**WHAT IS EXPECTED:**
Find each line holding "this" and copy it out.

**SUPPLIED MATERIAL:**
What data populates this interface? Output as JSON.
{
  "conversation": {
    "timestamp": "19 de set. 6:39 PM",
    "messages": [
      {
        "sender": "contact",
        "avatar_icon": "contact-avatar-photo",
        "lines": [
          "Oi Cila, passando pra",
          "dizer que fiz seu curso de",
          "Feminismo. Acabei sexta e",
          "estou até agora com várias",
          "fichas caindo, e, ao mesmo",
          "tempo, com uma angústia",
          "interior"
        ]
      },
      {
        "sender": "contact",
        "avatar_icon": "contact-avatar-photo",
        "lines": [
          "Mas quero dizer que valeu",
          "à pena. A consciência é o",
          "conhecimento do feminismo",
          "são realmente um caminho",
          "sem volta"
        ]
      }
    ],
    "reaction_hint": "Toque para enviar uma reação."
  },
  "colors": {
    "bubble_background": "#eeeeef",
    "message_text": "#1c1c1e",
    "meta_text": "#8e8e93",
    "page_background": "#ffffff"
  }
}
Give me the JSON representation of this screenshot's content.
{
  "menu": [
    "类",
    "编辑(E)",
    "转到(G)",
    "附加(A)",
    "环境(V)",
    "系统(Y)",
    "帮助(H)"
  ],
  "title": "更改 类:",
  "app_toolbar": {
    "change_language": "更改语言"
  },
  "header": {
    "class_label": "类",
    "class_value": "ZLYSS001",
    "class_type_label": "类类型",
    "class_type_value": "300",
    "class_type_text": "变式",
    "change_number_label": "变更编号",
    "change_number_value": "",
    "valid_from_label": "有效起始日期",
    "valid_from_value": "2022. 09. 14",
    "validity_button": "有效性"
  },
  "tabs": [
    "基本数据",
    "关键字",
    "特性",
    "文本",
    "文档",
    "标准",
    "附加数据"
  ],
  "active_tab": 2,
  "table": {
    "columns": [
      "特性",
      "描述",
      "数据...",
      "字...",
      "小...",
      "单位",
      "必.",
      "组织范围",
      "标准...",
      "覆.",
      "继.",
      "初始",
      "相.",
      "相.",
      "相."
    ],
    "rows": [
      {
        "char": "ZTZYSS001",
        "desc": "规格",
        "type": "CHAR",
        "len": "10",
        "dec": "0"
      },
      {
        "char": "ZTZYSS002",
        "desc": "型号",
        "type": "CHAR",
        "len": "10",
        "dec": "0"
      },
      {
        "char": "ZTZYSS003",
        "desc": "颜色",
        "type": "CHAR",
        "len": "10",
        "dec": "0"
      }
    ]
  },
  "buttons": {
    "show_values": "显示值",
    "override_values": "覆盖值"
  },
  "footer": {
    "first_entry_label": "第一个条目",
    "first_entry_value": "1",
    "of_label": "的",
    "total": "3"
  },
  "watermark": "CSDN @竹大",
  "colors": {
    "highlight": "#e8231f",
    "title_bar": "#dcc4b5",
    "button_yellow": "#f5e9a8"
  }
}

**EXERCISE RESPONSE:**
What data populates this interface? Output as JSON.
Give me the JSON representation of this screenshot's content.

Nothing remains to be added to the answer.